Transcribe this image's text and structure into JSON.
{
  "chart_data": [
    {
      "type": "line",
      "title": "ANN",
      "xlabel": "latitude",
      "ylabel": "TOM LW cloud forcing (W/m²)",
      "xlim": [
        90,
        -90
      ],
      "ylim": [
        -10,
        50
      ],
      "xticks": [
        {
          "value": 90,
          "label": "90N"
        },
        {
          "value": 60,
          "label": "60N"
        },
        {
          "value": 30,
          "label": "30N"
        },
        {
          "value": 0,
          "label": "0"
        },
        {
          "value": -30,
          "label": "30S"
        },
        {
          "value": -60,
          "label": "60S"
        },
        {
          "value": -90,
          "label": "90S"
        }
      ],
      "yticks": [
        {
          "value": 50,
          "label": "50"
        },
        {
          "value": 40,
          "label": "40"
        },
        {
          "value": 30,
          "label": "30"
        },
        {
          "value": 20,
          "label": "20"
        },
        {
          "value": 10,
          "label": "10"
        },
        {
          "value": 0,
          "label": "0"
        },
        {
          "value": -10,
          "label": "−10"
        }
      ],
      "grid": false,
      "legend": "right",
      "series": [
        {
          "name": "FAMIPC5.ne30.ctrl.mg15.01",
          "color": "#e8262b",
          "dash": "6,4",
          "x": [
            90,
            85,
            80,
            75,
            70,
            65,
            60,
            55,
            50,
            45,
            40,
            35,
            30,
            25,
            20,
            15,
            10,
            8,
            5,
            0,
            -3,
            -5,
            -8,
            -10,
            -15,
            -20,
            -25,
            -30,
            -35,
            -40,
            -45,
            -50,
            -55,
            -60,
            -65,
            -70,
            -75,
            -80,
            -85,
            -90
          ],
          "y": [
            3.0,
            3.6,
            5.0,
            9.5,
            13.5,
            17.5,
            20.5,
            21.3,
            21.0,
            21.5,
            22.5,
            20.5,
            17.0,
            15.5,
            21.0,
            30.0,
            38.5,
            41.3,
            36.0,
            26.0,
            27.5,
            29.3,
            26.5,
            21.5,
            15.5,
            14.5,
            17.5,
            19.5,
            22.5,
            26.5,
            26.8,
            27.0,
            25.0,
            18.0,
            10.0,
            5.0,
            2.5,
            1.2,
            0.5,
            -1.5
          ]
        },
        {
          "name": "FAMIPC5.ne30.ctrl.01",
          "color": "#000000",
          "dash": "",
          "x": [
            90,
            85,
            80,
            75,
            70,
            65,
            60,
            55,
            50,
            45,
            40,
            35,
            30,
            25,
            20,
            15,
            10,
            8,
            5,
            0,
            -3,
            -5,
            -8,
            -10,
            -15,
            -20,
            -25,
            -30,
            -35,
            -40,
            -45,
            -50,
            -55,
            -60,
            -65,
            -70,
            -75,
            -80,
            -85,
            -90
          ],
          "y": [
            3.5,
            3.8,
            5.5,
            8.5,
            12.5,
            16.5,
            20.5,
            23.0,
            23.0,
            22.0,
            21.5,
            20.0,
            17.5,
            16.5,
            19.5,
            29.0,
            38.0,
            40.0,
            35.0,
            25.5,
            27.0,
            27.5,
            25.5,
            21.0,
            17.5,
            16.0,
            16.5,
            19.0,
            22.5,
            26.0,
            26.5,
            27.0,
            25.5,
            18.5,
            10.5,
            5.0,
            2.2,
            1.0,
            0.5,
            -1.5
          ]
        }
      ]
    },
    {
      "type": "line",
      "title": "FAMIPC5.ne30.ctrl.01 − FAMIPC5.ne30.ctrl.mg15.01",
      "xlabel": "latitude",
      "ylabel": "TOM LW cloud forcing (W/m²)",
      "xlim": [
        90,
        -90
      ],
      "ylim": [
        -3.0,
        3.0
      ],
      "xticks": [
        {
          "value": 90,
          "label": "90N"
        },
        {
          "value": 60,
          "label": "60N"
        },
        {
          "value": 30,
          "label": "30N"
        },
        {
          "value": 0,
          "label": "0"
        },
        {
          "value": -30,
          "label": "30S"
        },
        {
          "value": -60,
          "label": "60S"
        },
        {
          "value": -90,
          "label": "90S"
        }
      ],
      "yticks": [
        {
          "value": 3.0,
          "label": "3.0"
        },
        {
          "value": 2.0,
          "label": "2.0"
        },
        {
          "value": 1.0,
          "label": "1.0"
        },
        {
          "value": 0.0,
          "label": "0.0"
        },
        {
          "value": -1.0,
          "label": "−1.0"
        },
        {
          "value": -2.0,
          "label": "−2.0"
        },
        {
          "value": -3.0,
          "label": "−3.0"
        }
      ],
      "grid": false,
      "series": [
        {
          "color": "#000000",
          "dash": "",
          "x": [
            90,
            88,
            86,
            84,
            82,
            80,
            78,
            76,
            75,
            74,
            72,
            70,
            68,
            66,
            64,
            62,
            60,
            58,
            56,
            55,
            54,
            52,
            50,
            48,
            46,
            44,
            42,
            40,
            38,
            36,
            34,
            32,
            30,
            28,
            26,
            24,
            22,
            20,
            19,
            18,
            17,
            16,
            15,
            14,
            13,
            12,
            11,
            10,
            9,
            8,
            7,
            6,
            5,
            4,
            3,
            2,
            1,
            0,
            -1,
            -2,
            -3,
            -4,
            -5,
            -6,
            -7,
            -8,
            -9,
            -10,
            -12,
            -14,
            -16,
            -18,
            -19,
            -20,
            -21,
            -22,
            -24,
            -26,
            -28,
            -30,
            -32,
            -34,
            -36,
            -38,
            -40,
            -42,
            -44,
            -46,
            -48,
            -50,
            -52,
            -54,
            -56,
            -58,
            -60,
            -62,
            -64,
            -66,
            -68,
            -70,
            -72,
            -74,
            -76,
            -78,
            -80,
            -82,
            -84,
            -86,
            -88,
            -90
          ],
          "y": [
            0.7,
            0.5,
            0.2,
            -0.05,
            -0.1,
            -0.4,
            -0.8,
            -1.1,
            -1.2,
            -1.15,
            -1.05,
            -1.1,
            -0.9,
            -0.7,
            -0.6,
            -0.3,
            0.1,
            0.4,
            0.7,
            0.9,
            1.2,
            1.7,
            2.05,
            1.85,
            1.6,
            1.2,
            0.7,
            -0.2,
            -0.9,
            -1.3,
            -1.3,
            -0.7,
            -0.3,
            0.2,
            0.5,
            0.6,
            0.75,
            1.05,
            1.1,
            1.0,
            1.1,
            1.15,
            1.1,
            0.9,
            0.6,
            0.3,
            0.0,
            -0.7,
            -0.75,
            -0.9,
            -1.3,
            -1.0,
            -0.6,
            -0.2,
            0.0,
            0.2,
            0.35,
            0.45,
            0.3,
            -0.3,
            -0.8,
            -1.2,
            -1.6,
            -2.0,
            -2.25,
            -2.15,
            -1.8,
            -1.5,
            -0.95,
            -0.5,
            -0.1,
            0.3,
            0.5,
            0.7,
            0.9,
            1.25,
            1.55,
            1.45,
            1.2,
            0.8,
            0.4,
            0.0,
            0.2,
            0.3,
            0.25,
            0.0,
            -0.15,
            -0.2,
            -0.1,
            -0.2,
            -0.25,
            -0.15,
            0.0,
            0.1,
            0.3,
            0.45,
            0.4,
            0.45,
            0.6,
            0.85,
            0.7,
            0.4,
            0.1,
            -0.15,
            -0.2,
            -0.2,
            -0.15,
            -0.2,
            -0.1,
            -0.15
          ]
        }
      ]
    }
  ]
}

■ What to work on ■
Every entry should be output exactly as written, please.

■ Response to the exercise ■
Transcribe this image's text and structure into JSON.
{
  "chart_data": [
    {
      "type": "line",
      "title": "ANN",
      "xlabel": "latitude",
      "ylabel": "TOM LW cloud forcing (W/m²)",
      "xlim": [
        90,
        -90
      ],
      "ylim": [
        -10,
        50
      ],
      "xticks": [
        {
          "value": 90,
          "label": "90N"
        },
        {
          "value": 60,
          "label": "60N"
        },
        {
          "value": 30,
          "label": "30N"
        },
        {
          "value": 0,
          "label": "0"
        },
        {
          "value": -30,
          "label": "30S"
        },
        {
          "value": -60,
          "label": "60S"
        },
        {
          "value": -90,
          "label": "90S"
        }
      ],
      "yticks": [
        {
          "value": 50,
          "label": "50"
        },
        {
          "value": 40,
          "label": "40"
        },
        {
          "value": 30,
          "label": "30"
        },
        {
          "value": 20,
          "label": "20"
        },
        {
          "value": 10,
          "label": "10"
        },
        {
          "value": 0,
          "label": "0"
        },
        {
          "value": -10,
          "label": "−10"
        }
      ],
      "grid": false,
      "legend": "right",
      "series": [
        {
          "name": "FAMIPC5.ne30.ctrl.mg15.01",
          "color": "#e8262b",
          "dash": "6,4",
          "x": [
            90,
            85,
            80,
            75,
            70,
            65,
            60,
            55,
            50,
            45,
            40,
            35,
            30,
            25,
            20,
            15,
            10,
            8,
            5,
            0,
            -3,
            -5,
            -8,
            -10,
            -15,
            -20,
            -25,
            -30,
            -35,
            -40,
            -45,
            -50,
            -55,
            -60,
            -65,
            -70,
            -75,
            -80,
            -85,
            -90
          ],
          "y": [
            3.0,
            3.6,
            5.0,
            9.5,
            13.5,
            17.5,
            20.5,
            21.3,
            21.0,
            21.5,
            22.5,
            20.5,
            17.0,
            15.5,
            21.0,
            30.0,
            38.5,
            41.3,
            36.0,
            26.0,
            27.5,
            29.3,
            26.5,
            21.5,
            15.5,
            14.5,
            17.5,
            19.5,
            22.5,
            26.5,
            26.8,
            27.0,
            25.0,
            18.0,
            10.0,
            5.0,
            2.5,
            1.2,
            0.5,
            -1.5
          ]
        },
        {
          "name": "FAMIPC5.ne30.ctrl.01",
          "color": "#000000",
          "dash": "",
          "x": [
            90,
            85,
            80,
            75,
            70,
            65,
            60,
            55,
            50,
            45,
            40,
            35,
            30,
            25,
            20,
            15,
            10,
            8,
            5,
            0,
            -3,
            -5,
            -8,
            -10,
            -15,
            -20,
            -25,
            -30,
            -35,
            -40,
            -45,
            -50,
            -55,
            -60,
            -65,
            -70,
            -75,
            -80,
            -85,
            -90
          ],
          "y": [
            3.5,
            3.8,
            5.5,
            8.5,
            12.5,
            16.5,
            20.5,
            23.0,
            23.0,
            22.0,
            21.5,
            20.0,
            17.5,
            16.5,
            19.5,
            29.0,
            38.0,
            40.0,
            35.0,
            25.5,
            27.0,
            27.5,
            25.5,
            21.0,
            17.5,
            16.0,
            16.5,
            19.0,
            22.5,
            26.0,
            26.5,
            27.0,
            25.5,
            18.5,
            10.5,
            5.0,
            2.2,
            1.0,
            0.5,
            -1.5
          ]
        }
      ]
    },
    {
      "type": "line",
      "title": "FAMIPC5.ne30.ctrl.01 − FAMIPC5.ne30.ctrl.mg15.01",
      "xlabel": "latitude",
      "ylabel": "TOM LW cloud forcing (W/m²)",
      "xlim": [
        90,
        -90
      ],
      "ylim": [
        -3.0,
        3.0
      ],
      "xticks": [
        {
          "value": 90,
          "label": "90N"
        },
        {
          "value": 60,
          "label": "60N"
        },
        {
          "value": 30,
          "label": "30N"
        },
        {
          "value": 0,
          "label": "0"
        },
        {
          "value": -30,
          "label": "30S"
        },
        {
          "value": -60,
          "label": "60S"
        },
        {
          "value": -90,
          "label": "90S"
        }
      ],
      "yticks": [
        {
          "value": 3.0,
          "label": "3.0"
        },
        {
          "value": 2.0,
          "label": "2.0"
        },
        {
          "value": 1.0,
          "label": "1.0"
        },
        {
          "value": 0.0,
          "label": "0.0"
        },
        {
          "value": -1.0,
          "label": "−1.0"
        },
        {
          "value": -2.0,
          "label": "−2.0"
        },
        {
          "value": -3.0,
          "label": "−3.0"
        }
      ],
      "grid": false,
      "series": [
        {
          "color": "#000000",
          "dash": "",
          "x": [
            90,
            88,
            86,
            84,
            82,
            80,
            78,
            76,
            75,
            74,
            72,
            70,
            68,
            66,
            64,
            62,
            60,
            58,
            56,
            55,
            54,
            52,
            50,
            48,
            46,
            44,
            42,
            40,
            38,
            36,
            34,
            32,
            30,
            28,
            26,
            24,
            22,
            20,
            19,
            18,
            17,
            16,
            15,
            14,
            13,
            12,
            11,
            10,
            9,
            8,
            7,
            6,
            5,
            4,
            3,
            2,
            1,
            0,
            -1,
            -2,
            -3,
            -4,
            -5,
            -6,
            -7,
            -8,
            -9,
            -10,
            -12,
            -14,
            -16,
            -18,
            -19,
            -20,
            -21,
            -22,
            -24,
            -26,
            -28,
            -30,
            -32,
            -34,
            -36,
            -38,
            -40,
            -42,
            -44,
            -46,
            -48,
            -50,
            -52,
            -54,
            -56,
            -58,
            -60,
            -62,
            -64,
            -66,
            -68,
            -70,
            -72,
            -74,
            -76,
            -78,
            -80,
            -82,
            -84,
            -86,
            -88,
            -90
          ],
          "y": [
            0.7,
            0.5,
            0.2,
            -0.05,
            -0.1,
            -0.4,
            -0.8,
            -1.1,
            -1.2,
            -1.15,
            -1.05,
            -1.1,
            -0.9,
            -0.7,
            -0.6,
            -0.3,
            0.1,
            0.4,
            0.7,
            0.9,
            1.2,
            1.7,
            2.05,
            1.85,
            1.6,
            1.2,
            0.7,
            -0.2,
            -0.9,
            -1.3,
            -1.3,
            -0.7,
            -0.3,
            0.2,
            0.5,
            0.6,
            0.75,
            1.05,
            1.1,
            1.0,
            1.1,
            1.15,
            1.1,
            0.9,
            0.6,
            0.3,
            0.0,
            -0.7,
            -0.75,
            -0.9,
            -1.3,
            -1.0,
            -0.6,
            -0.2,
            0.0,
            0.2,
            0.35,
            0.45,
            0.3,
            -0.3,
            -0.8,
            -1.2,
            -1.6,
            -2.0,
            -2.25,
            -2.15,
            -1.8,
            -1.5,
            -0.95,
            -0.5,
            -0.1,
            0.3,
            0.5,
            0.7,
            0.9,
            1.25,
            1.55,
            1.45,
            1.2,
            0.8,
            0.4,
            0.0,
            0.2,
            0.3,
            0.25,
            0.0,
            -0.15,
            -0.2,
            -0.1,
            -0.2,
            -0.25,
            -0.15,
            0.0,
            0.1,
            0.3,
            0.45,
            0.4,
            0.45,
            0.6,
            0.85,
            0.7,
            0.4,
            0.1,
            -0.15,
            -0.2,
            -0.2,
            -0.15,
            -0.2,
            -0.1,
            -0.15
          ]
        }
      ]
    }
  ]
}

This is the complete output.